Using the data below, copy each line that includes the word "JSON".
::: RECORDS TO PROCESS :::
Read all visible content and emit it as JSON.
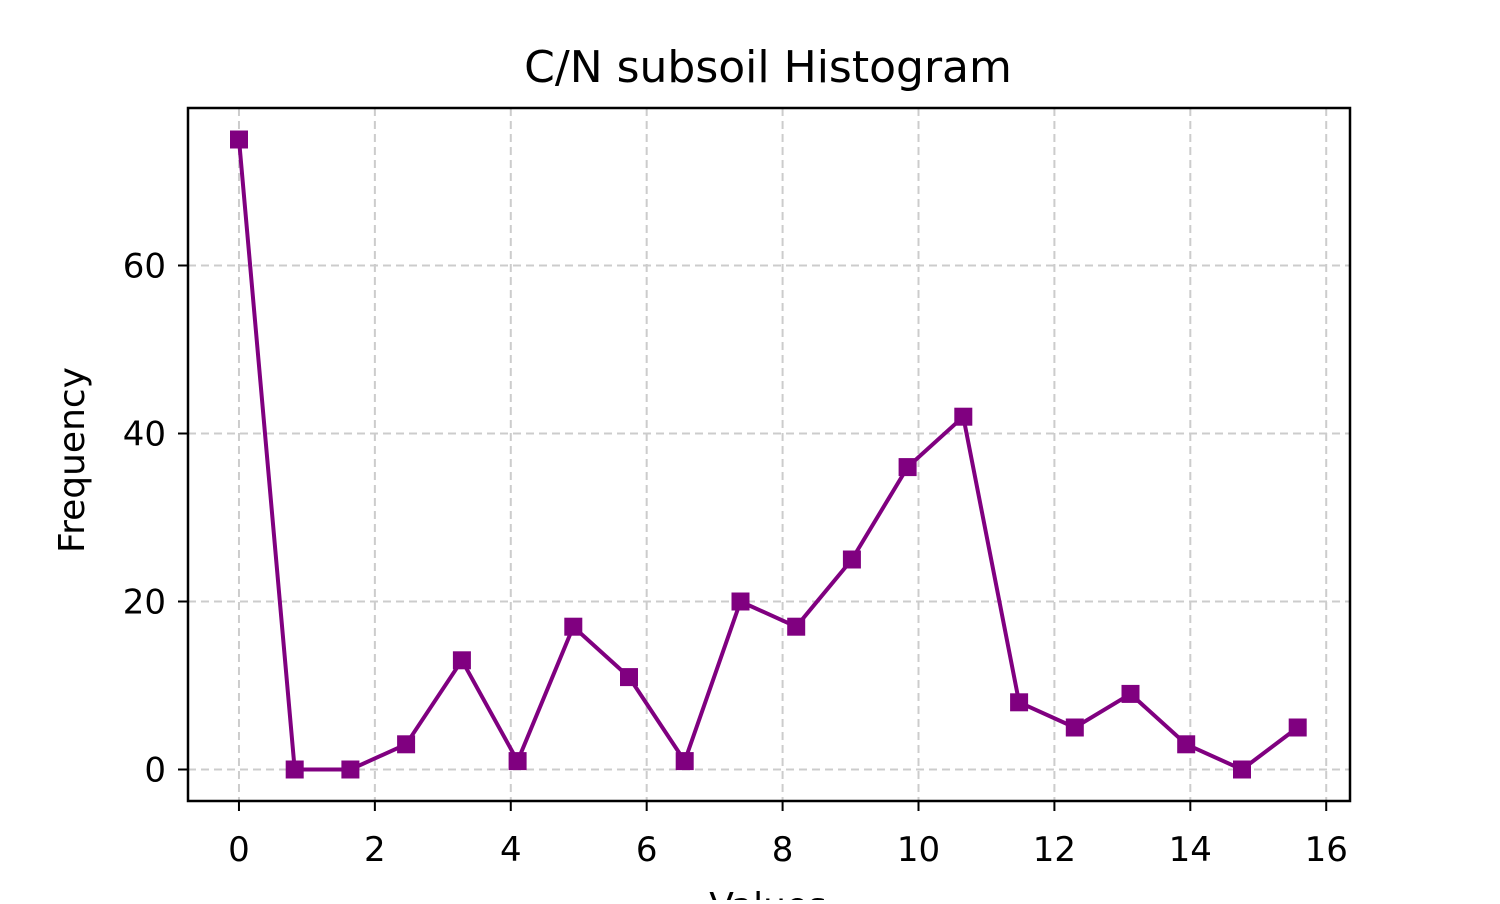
{
  "chart_data": {
    "type": "line",
    "title": "C/N subsoil Histogram",
    "xlabel": "Values",
    "ylabel": "Frequency",
    "xlim": [
      -0.75,
      16.35
    ],
    "ylim": [
      -3.75,
      78.75
    ],
    "xticks": [
      0,
      2,
      4,
      6,
      8,
      10,
      12,
      14,
      16
    ],
    "yticks": [
      0,
      20,
      40,
      60
    ],
    "grid": true,
    "legend": "none",
    "series": [
      {
        "color": "#800080",
        "marker": "square",
        "x": [
          0.0,
          0.82,
          1.64,
          2.46,
          3.28,
          4.1,
          4.92,
          5.74,
          6.56,
          7.38,
          8.2,
          9.02,
          9.84,
          10.66,
          11.48,
          12.3,
          13.12,
          13.94,
          14.76,
          15.58
        ],
        "y": [
          75,
          0,
          0,
          3,
          13,
          1,
          17,
          11,
          1,
          20,
          17,
          25,
          36,
          42,
          8,
          5,
          9,
          3,
          0,
          5
        ]
      }
    ]
  }
}
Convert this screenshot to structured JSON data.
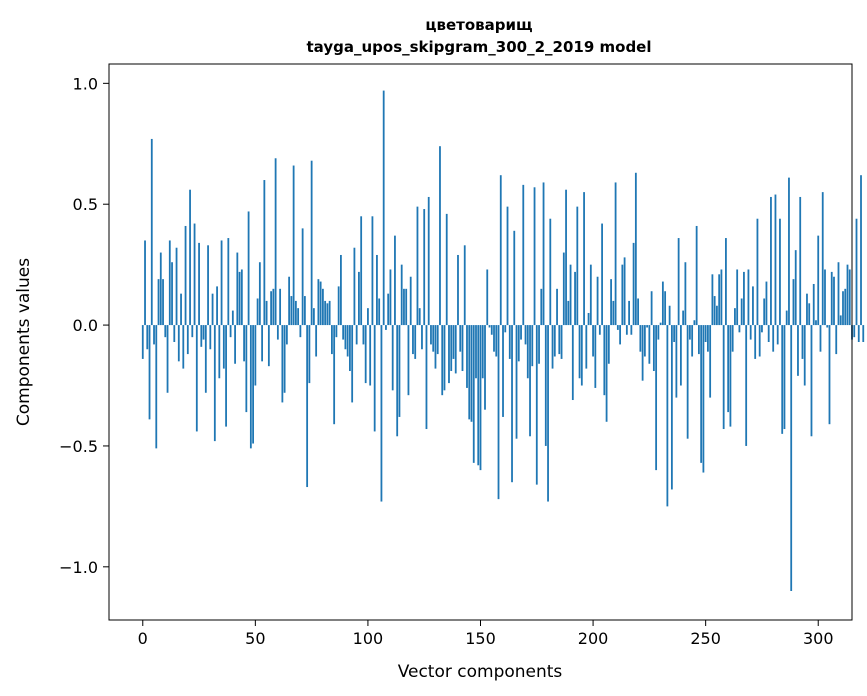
{
  "chart_data": {
    "type": "bar",
    "title_line1": "цветоварищ",
    "title_line2": "tayga_upos_skipgram_300_2_2019 model",
    "xlabel": "Vector components",
    "ylabel": "Components values",
    "xlim": [
      -15,
      315
    ],
    "ylim": [
      -1.22,
      1.08
    ],
    "xticks": [
      0,
      50,
      100,
      150,
      200,
      250,
      300
    ],
    "yticks": [
      -1.0,
      -0.5,
      0.0,
      0.5,
      1.0
    ],
    "xtick_labels": [
      "0",
      "50",
      "100",
      "150",
      "200",
      "250",
      "300"
    ],
    "ytick_labels": [
      "−1.0",
      "−0.5",
      "0.0",
      "0.5",
      "1.0"
    ],
    "grid": false,
    "bar_color": "#1f77b4",
    "series": [
      {
        "values": [
          -0.14,
          0.35,
          -0.1,
          -0.39,
          0.77,
          -0.08,
          -0.51,
          0.19,
          0.3,
          0.19,
          -0.05,
          -0.28,
          0.35,
          0.26,
          -0.07,
          0.32,
          -0.15,
          0.13,
          -0.18,
          0.41,
          -0.12,
          0.56,
          -0.05,
          0.42,
          -0.44,
          0.34,
          -0.09,
          -0.06,
          -0.28,
          0.33,
          -0.1,
          0.13,
          -0.48,
          0.16,
          -0.22,
          0.35,
          -0.18,
          -0.42,
          0.36,
          -0.05,
          0.06,
          -0.16,
          0.3,
          0.22,
          0.23,
          -0.15,
          -0.36,
          0.47,
          -0.51,
          -0.49,
          -0.25,
          0.11,
          0.26,
          -0.15,
          0.6,
          0.1,
          -0.17,
          0.14,
          0.15,
          0.69,
          -0.06,
          0.15,
          -0.32,
          -0.28,
          -0.08,
          0.2,
          0.12,
          0.66,
          0.1,
          0.07,
          -0.05,
          0.4,
          0.12,
          -0.67,
          -0.24,
          0.68,
          0.07,
          -0.13,
          0.19,
          0.18,
          0.15,
          0.1,
          0.09,
          0.1,
          -0.12,
          -0.41,
          -0.05,
          0.16,
          0.29,
          -0.06,
          -0.1,
          -0.13,
          -0.19,
          -0.32,
          0.32,
          -0.08,
          0.22,
          0.45,
          -0.08,
          -0.24,
          0.07,
          -0.25,
          0.45,
          -0.44,
          0.29,
          0.11,
          -0.73,
          0.97,
          -0.02,
          0.13,
          0.23,
          -0.27,
          0.37,
          -0.46,
          -0.38,
          0.25,
          0.15,
          0.15,
          -0.29,
          0.2,
          -0.12,
          -0.14,
          0.49,
          0.07,
          -0.1,
          0.48,
          -0.43,
          0.53,
          -0.08,
          -0.11,
          -0.18,
          -0.12,
          0.74,
          -0.29,
          -0.27,
          0.46,
          -0.24,
          -0.19,
          -0.14,
          -0.2,
          0.29,
          -0.11,
          -0.19,
          0.33,
          -0.26,
          -0.39,
          -0.4,
          -0.57,
          -0.22,
          -0.58,
          -0.6,
          -0.22,
          -0.35,
          0.23,
          -0.01,
          -0.04,
          -0.11,
          -0.13,
          -0.72,
          0.62,
          -0.38,
          -0.03,
          0.49,
          -0.14,
          -0.65,
          0.39,
          -0.47,
          -0.15,
          -0.06,
          0.58,
          -0.08,
          -0.22,
          -0.46,
          -0.17,
          0.57,
          -0.66,
          -0.16,
          0.15,
          0.59,
          -0.5,
          -0.73,
          0.44,
          -0.18,
          -0.13,
          0.15,
          -0.12,
          -0.14,
          0.3,
          0.56,
          0.1,
          0.25,
          -0.31,
          0.22,
          0.49,
          -0.22,
          -0.25,
          0.55,
          -0.18,
          0.05,
          0.25,
          -0.13,
          -0.26,
          0.2,
          -0.04,
          0.42,
          -0.29,
          -0.4,
          -0.16,
          0.19,
          0.1,
          0.59,
          -0.02,
          -0.08,
          0.25,
          0.28,
          -0.04,
          0.1,
          -0.04,
          0.34,
          0.63,
          0.11,
          -0.11,
          -0.23,
          -0.13,
          -0.01,
          -0.16,
          0.14,
          -0.19,
          -0.6,
          -0.06,
          0.01,
          0.18,
          0.14,
          -0.75,
          0.08,
          -0.68,
          -0.07,
          -0.3,
          0.36,
          -0.25,
          0.06,
          0.26,
          -0.47,
          -0.06,
          -0.13,
          0.02,
          0.41,
          -0.12,
          -0.57,
          -0.61,
          -0.07,
          -0.11,
          -0.3,
          0.21,
          0.12,
          0.08,
          0.21,
          0.23,
          -0.43,
          0.36,
          -0.36,
          -0.42,
          -0.11,
          0.07,
          0.23,
          -0.03,
          0.11,
          0.22,
          -0.5,
          0.23,
          -0.06,
          0.16,
          -0.14,
          0.44,
          -0.13,
          -0.03,
          0.11,
          0.18,
          -0.07,
          0.53,
          -0.11,
          0.54,
          -0.08,
          0.44,
          -0.45,
          -0.43,
          0.06,
          0.61,
          -1.1,
          0.19,
          0.31,
          -0.21,
          0.53,
          -0.14,
          -0.25,
          0.13,
          0.09,
          -0.46,
          0.17,
          0.02,
          0.37,
          -0.11,
          0.55,
          0.23,
          -0.01,
          -0.41,
          0.22,
          0.2,
          -0.12,
          0.26,
          0.04,
          0.14,
          0.15,
          0.25,
          0.23,
          -0.06,
          -0.05,
          0.44,
          -0.07,
          0.62,
          -0.07
        ]
      }
    ]
  }
}
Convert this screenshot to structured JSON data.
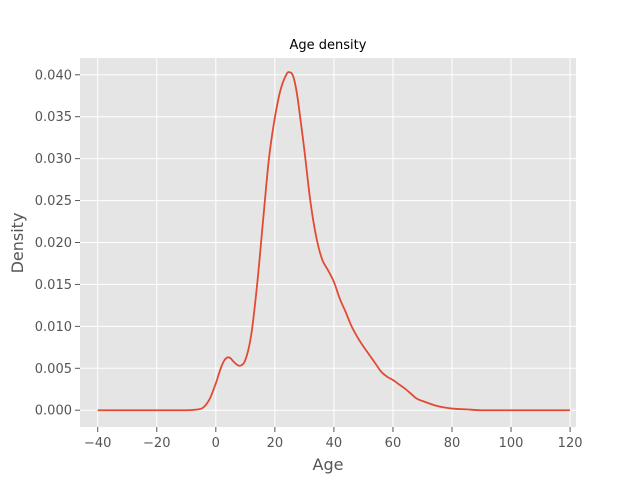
{
  "chart_data": {
    "type": "line",
    "title": "Age density",
    "xlabel": "Age",
    "ylabel": "Density",
    "xlim": [
      -46,
      122
    ],
    "ylim": [
      -0.002,
      0.042
    ],
    "grid": true,
    "xticks": [
      {
        "value": -40,
        "label": "−40"
      },
      {
        "value": -20,
        "label": "−20"
      },
      {
        "value": 0,
        "label": "0"
      },
      {
        "value": 20,
        "label": "20"
      },
      {
        "value": 40,
        "label": "40"
      },
      {
        "value": 60,
        "label": "60"
      },
      {
        "value": 80,
        "label": "80"
      },
      {
        "value": 100,
        "label": "100"
      },
      {
        "value": 120,
        "label": "120"
      }
    ],
    "yticks": [
      {
        "value": 0.0,
        "label": "0.000"
      },
      {
        "value": 0.005,
        "label": "0.005"
      },
      {
        "value": 0.01,
        "label": "0.010"
      },
      {
        "value": 0.015,
        "label": "0.015"
      },
      {
        "value": 0.02,
        "label": "0.020"
      },
      {
        "value": 0.025,
        "label": "0.025"
      },
      {
        "value": 0.03,
        "label": "0.030"
      },
      {
        "value": 0.035,
        "label": "0.035"
      },
      {
        "value": 0.04,
        "label": "0.040"
      }
    ],
    "series": [
      {
        "color": "#E24A33",
        "x": [
          -40,
          -30,
          -20,
          -10,
          -6,
          -4,
          -2,
          0,
          1,
          2,
          3,
          4,
          5,
          6,
          8,
          10,
          12,
          14,
          16,
          18,
          20,
          22,
          24,
          25,
          26,
          27,
          28,
          30,
          32,
          34,
          36,
          38,
          40,
          42,
          44,
          46,
          48,
          50,
          52,
          54,
          56,
          58,
          60,
          62,
          64,
          66,
          68,
          70,
          75,
          80,
          85,
          90,
          100,
          110,
          120
        ],
        "y": [
          0,
          0,
          0,
          0,
          0.0001,
          0.0004,
          0.0014,
          0.0032,
          0.0043,
          0.0053,
          0.006,
          0.0063,
          0.0062,
          0.0058,
          0.0053,
          0.006,
          0.009,
          0.015,
          0.0226,
          0.03,
          0.0349,
          0.0383,
          0.0401,
          0.0403,
          0.04,
          0.0387,
          0.0365,
          0.031,
          0.025,
          0.0207,
          0.018,
          0.0167,
          0.0153,
          0.0133,
          0.0117,
          0.01,
          0.0087,
          0.0076,
          0.0066,
          0.0056,
          0.0046,
          0.004,
          0.0036,
          0.0031,
          0.0026,
          0.002,
          0.0014,
          0.0011,
          0.0005,
          0.0002,
          0.0001,
          0,
          0,
          0,
          0
        ]
      }
    ]
  }
}
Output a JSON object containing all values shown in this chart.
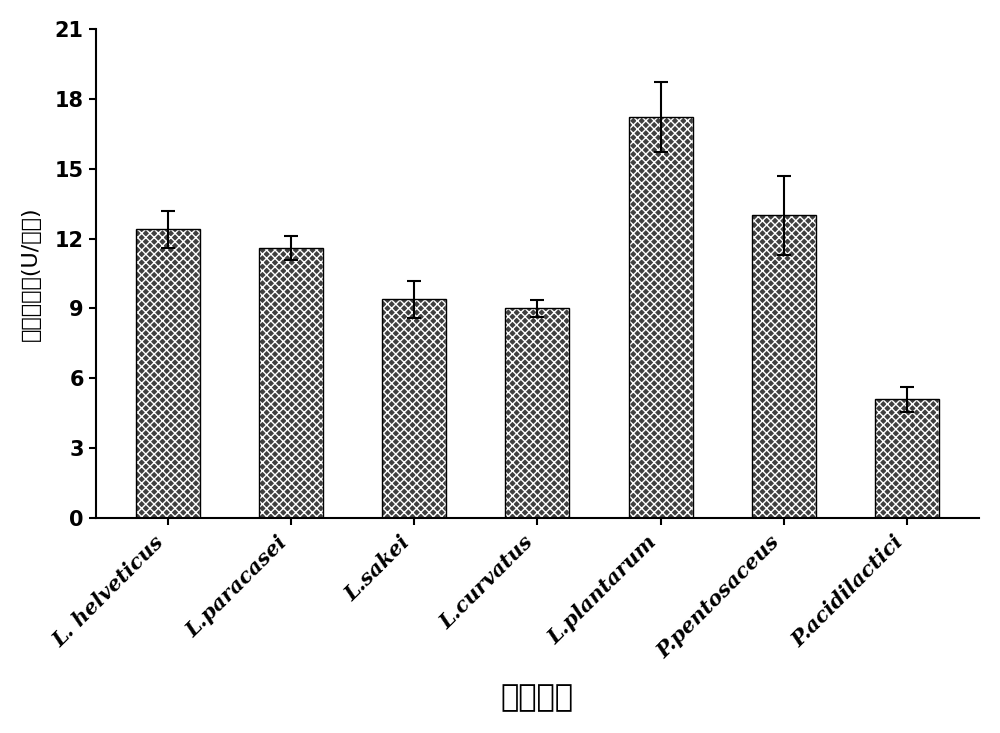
{
  "categories": [
    "L. helveticus",
    "L.paracasei",
    "L.sakei",
    "L.curvatus",
    "L.plantarum",
    "P.pentosaceus",
    "P.acidilactici"
  ],
  "values": [
    12.4,
    11.6,
    9.4,
    9.0,
    17.2,
    13.0,
    5.1
  ],
  "errors": [
    0.8,
    0.5,
    0.8,
    0.35,
    1.5,
    1.7,
    0.55
  ],
  "bar_color": "#404040",
  "hatch": "xxxx",
  "xlabel": "不同菌株",
  "ylabel": "蛋白酶活力(U/毫升)",
  "ylim": [
    0,
    21
  ],
  "yticks": [
    0,
    3,
    6,
    9,
    12,
    15,
    18,
    21
  ],
  "xlabel_fontsize": 22,
  "ylabel_fontsize": 16,
  "tick_fontsize": 15,
  "background_color": "#ffffff",
  "figsize": [
    10.0,
    7.33
  ],
  "dpi": 100
}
:::
SOLUTION TO THIS PROBLEM:
Read all visible content and emit it as JSON.
Convert this screenshot to structured JSON data.
Convert this screenshot to structured JSON data.
Output a JSON object containing all values shown in this chart.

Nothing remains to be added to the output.